# [WHAT THIS TASK INVOLVES]
Filter the data for lines with the word "Stop", then copy every line so identified.

[Records from a collection of figures]
══════════

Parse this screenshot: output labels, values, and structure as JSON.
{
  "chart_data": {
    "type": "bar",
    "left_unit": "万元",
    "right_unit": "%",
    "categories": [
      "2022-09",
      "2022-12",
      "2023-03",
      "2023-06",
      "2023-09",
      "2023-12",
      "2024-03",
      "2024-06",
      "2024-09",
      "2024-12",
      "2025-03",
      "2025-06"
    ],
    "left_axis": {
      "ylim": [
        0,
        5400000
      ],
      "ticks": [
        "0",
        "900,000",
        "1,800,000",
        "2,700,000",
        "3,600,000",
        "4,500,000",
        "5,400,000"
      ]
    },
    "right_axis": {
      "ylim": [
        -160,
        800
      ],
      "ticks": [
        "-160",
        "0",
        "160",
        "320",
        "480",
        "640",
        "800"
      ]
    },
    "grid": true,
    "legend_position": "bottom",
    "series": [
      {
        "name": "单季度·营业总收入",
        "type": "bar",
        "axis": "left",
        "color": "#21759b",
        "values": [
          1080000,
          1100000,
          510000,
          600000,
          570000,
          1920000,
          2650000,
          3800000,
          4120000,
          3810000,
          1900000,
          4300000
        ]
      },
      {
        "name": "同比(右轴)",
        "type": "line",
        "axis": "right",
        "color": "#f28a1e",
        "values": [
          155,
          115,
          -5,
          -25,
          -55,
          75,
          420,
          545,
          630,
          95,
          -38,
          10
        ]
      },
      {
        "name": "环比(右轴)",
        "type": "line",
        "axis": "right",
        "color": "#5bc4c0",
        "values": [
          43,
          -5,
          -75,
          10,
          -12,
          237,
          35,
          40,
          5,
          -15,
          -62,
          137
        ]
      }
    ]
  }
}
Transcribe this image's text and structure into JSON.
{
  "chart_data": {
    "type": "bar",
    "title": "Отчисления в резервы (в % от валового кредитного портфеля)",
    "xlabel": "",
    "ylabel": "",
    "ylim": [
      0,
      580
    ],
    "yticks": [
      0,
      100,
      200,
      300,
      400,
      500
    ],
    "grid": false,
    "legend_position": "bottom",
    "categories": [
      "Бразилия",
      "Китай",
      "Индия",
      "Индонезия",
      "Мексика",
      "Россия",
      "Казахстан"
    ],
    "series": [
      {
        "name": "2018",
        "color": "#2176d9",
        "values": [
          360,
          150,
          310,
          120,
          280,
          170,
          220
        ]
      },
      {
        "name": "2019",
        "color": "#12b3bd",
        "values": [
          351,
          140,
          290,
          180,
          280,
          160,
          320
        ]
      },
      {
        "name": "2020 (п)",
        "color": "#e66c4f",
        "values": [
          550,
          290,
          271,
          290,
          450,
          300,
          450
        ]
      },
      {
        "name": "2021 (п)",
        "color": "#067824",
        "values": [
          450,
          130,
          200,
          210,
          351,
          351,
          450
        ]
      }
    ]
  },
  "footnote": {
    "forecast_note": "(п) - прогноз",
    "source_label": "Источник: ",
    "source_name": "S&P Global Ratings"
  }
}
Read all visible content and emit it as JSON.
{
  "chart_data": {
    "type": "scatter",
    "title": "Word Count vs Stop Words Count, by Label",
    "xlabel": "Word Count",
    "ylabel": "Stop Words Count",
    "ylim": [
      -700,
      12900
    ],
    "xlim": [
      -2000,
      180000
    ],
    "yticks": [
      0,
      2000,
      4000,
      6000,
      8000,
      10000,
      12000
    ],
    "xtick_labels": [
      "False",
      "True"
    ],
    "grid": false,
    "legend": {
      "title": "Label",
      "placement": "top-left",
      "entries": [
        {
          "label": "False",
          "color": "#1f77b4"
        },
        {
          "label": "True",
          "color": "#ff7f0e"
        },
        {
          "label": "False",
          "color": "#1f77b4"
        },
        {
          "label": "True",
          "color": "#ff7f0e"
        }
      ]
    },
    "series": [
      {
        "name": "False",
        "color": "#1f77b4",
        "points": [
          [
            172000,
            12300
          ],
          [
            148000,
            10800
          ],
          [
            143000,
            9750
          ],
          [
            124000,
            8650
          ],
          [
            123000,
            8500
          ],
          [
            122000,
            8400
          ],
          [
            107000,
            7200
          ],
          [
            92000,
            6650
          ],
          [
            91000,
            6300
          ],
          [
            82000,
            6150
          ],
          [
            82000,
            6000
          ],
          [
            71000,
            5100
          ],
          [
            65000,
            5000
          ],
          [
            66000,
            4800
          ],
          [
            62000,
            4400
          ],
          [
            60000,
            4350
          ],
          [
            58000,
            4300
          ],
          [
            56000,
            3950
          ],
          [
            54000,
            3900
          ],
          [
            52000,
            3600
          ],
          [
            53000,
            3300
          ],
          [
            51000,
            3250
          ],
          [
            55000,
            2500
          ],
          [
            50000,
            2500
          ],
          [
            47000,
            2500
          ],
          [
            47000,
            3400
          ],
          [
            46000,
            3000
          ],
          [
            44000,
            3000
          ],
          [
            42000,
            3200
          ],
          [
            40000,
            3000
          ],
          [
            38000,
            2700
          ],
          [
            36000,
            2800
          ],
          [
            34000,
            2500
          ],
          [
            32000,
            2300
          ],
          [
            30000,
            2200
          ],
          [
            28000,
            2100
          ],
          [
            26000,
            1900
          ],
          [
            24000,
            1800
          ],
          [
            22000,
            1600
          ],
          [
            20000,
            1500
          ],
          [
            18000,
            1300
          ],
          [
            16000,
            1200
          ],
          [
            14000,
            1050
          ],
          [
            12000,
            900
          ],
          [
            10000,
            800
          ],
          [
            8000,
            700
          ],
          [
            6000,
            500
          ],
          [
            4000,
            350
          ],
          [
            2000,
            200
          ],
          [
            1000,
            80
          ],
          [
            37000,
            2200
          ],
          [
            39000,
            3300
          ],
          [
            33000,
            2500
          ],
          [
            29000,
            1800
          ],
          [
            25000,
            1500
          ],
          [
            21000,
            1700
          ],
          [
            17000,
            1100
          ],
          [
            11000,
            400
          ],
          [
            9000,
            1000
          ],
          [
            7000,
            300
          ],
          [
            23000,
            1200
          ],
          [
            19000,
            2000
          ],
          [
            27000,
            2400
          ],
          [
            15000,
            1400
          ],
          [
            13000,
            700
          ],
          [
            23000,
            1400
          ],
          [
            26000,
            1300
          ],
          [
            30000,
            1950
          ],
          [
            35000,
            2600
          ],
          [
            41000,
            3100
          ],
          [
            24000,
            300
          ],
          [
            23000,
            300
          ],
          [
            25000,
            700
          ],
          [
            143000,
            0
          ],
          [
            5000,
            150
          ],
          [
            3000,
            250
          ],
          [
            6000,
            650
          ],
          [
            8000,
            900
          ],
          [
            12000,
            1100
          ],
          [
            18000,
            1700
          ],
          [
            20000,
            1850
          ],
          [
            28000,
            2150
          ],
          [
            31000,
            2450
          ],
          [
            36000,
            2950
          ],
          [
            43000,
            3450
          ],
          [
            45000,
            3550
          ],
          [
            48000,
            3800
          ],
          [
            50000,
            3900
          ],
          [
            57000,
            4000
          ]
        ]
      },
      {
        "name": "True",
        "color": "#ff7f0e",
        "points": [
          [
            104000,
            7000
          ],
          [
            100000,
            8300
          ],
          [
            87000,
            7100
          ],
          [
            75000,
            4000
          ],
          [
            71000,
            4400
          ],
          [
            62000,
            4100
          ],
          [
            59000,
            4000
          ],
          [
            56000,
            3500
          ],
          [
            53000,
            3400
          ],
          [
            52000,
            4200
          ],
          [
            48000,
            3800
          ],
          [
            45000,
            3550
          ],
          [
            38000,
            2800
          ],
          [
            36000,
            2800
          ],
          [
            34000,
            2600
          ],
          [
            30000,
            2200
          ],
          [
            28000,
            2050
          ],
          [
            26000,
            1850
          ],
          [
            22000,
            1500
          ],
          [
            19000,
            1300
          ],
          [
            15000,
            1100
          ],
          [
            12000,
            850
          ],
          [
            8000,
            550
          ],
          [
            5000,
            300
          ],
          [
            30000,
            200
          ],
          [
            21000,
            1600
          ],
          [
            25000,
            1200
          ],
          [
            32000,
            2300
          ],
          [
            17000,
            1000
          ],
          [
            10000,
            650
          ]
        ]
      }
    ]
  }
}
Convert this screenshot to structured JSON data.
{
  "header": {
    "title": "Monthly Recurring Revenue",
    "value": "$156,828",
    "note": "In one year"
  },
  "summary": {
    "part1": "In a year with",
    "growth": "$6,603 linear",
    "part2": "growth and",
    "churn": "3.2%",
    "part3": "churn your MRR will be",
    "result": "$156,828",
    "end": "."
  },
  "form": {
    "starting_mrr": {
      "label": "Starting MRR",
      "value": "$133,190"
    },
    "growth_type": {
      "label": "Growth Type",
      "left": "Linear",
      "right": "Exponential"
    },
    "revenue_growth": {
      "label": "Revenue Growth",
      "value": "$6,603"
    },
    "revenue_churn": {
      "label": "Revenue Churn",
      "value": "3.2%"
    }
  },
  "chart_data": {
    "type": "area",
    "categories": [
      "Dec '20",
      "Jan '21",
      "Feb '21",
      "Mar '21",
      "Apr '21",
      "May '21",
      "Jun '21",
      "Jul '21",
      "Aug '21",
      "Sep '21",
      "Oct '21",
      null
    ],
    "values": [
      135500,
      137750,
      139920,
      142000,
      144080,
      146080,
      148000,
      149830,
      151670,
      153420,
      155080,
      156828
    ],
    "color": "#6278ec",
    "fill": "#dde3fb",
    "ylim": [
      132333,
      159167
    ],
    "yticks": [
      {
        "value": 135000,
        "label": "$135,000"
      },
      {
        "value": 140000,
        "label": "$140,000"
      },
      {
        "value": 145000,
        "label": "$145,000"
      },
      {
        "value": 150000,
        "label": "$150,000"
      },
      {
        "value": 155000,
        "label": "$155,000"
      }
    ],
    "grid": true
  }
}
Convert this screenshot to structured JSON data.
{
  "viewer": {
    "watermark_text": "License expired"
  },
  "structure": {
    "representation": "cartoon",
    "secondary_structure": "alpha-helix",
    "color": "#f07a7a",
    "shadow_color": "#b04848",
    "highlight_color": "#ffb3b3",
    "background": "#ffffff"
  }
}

══════════

# [SOLUTION TO THIS PROBLEM]
    "title": "Word Count vs Stop Words Count, by Label",
    "ylabel": "Stop Words Count",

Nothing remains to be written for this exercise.